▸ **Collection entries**
+ + +
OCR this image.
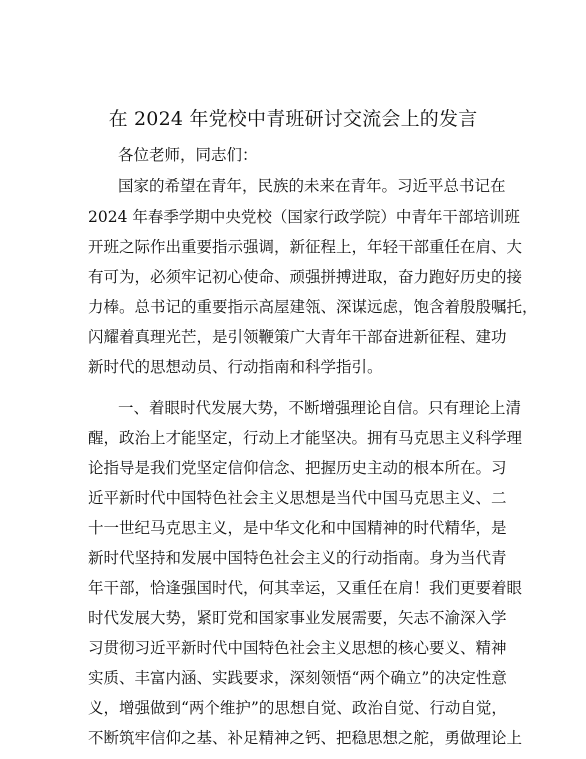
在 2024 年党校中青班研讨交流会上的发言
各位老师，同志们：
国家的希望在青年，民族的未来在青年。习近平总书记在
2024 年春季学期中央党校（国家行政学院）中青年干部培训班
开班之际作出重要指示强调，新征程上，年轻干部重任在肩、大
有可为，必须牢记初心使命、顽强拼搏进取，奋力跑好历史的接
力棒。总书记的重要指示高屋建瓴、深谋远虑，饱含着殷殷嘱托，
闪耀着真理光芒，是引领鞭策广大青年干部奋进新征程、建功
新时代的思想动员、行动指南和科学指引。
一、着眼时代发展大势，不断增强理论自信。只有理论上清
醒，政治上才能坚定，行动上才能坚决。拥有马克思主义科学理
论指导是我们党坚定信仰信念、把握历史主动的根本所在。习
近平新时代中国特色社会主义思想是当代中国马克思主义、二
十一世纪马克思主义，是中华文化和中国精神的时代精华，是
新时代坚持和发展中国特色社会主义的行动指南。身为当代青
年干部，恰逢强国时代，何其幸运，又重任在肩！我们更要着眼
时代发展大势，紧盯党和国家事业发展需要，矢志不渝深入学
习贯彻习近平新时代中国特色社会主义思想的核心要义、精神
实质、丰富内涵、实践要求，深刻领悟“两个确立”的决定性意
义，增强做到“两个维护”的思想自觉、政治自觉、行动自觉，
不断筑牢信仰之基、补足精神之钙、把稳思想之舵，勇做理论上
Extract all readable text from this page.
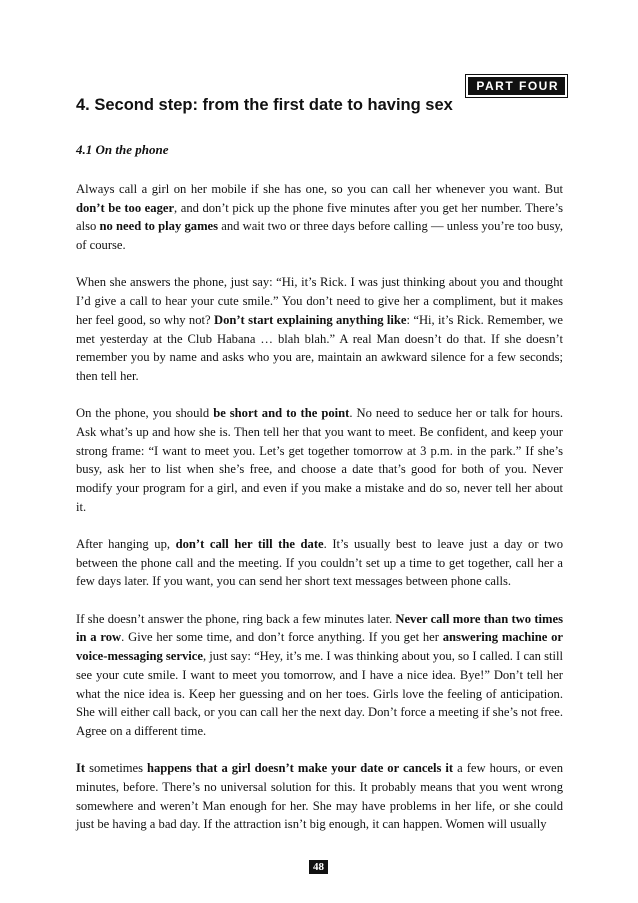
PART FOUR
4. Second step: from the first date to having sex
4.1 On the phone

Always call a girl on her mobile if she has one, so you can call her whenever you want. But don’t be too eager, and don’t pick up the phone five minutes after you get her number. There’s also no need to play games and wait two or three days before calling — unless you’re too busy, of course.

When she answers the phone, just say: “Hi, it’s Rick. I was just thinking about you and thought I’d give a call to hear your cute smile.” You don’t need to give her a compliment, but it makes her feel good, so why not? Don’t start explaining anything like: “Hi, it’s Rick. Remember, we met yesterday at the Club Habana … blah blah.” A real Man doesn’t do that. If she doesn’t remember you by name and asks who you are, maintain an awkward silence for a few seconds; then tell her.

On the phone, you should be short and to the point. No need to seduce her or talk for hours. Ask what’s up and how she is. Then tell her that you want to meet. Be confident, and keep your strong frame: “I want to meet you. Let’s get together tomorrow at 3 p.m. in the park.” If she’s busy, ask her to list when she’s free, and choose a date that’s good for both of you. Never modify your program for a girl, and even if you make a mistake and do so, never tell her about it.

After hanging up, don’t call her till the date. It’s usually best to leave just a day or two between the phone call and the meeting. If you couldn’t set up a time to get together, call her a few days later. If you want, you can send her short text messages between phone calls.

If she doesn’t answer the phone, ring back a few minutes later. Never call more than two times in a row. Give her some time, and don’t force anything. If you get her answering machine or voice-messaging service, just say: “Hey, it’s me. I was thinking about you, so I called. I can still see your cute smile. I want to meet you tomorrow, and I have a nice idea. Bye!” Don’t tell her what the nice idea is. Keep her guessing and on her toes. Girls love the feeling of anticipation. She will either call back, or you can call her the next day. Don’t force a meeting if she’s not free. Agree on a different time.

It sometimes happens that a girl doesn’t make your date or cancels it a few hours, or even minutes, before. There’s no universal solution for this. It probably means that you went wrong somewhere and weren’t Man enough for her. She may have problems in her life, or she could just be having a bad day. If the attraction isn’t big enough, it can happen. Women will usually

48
+ + +
▸ **Set exercise**
Make an exact copy of the data above, pictures excluded.

▸ **Written answer**
OCR this image.
在 2024 年党校中青班研讨交流会上的发言
各位老师，同志们：
国家的希望在青年，民族的未来在青年。习近平总书记在
2024 年春季学期中央党校（国家行政学院）中青年干部培训班
开班之际作出重要指示强调，新征程上，年轻干部重任在肩、大
有可为，必须牢记初心使命、顽强拼搏进取，奋力跑好历史的接
力棒。总书记的重要指示高屋建瓴、深谋远虑，饱含着殷殷嘱托，
闪耀着真理光芒，是引领鞭策广大青年干部奋进新征程、建功
新时代的思想动员、行动指南和科学指引。
一、着眼时代发展大势，不断增强理论自信。只有理论上清
醒，政治上才能坚定，行动上才能坚决。拥有马克思主义科学理
论指导是我们党坚定信仰信念、把握历史主动的根本所在。习
近平新时代中国特色社会主义思想是当代中国马克思主义、二
十一世纪马克思主义，是中华文化和中国精神的时代精华，是
新时代坚持和发展中国特色社会主义的行动指南。身为当代青
年干部，恰逢强国时代，何其幸运，又重任在肩！我们更要着眼
时代发展大势，紧盯党和国家事业发展需要，矢志不渝深入学
习贯彻习近平新时代中国特色社会主义思想的核心要义、精神
实质、丰富内涵、实践要求，深刻领悟“两个确立”的决定性意
义，增强做到“两个维护”的思想自觉、政治自觉、行动自觉，
不断筑牢信仰之基、补足精神之钙、把稳思想之舵，勇做理论上
Extract all readable text from this page.
PART FOUR
4. Second step: from the first date to having sex
4.1 On the phone

Always call a girl on her mobile if she has one, so you can call her whenever you want. But don’t be too eager, and don’t pick up the phone five minutes after you get her number. There’s also no need to play games and wait two or three days before calling — unless you’re too busy, of course.

When she answers the phone, just say: “Hi, it’s Rick. I was just thinking about you and thought I’d give a call to hear your cute smile.” You don’t need to give her a compliment, but it makes her feel good, so why not? Don’t start explaining anything like: “Hi, it’s Rick. Remember, we met yesterday at the Club Habana … blah blah.” A real Man doesn’t do that. If she doesn’t remember you by name and asks who you are, maintain an awkward silence for a few seconds; then tell her.

On the phone, you should be short and to the point. No need to seduce her or talk for hours. Ask what’s up and how she is. Then tell her that you want to meet. Be confident, and keep your strong frame: “I want to meet you. Let’s get together tomorrow at 3 p.m. in the park.” If she’s busy, ask her to list when she’s free, and choose a date that’s good for both of you. Never modify your program for a girl, and even if you make a mistake and do so, never tell her about it.

After hanging up, don’t call her till the date. It’s usually best to leave just a day or two between the phone call and the meeting. If you couldn’t set up a time to get together, call her a few days later. If you want, you can send her short text messages between phone calls.

If she doesn’t answer the phone, ring back a few minutes later. Never call more than two times in a row. Give her some time, and don’t force anything. If you get her answering machine or voice-messaging service, just say: “Hey, it’s me. I was thinking about you, so I called. I can still see your cute smile. I want to meet you tomorrow, and I have a nice idea. Bye!” Don’t tell her what the nice idea is. Keep her guessing and on her toes. Girls love the feeling of anticipation. She will either call back, or you can call her the next day. Don’t force a meeting if she’s not free. Agree on a different time.

It sometimes happens that a girl doesn’t make your date or cancels it a few hours, or even minutes, before. There’s no universal solution for this. It probably means that you went wrong somewhere and weren’t Man enough for her. She may have problems in her life, or she could just be having a bad day. If the attraction isn’t big enough, it can happen. Women will usually

48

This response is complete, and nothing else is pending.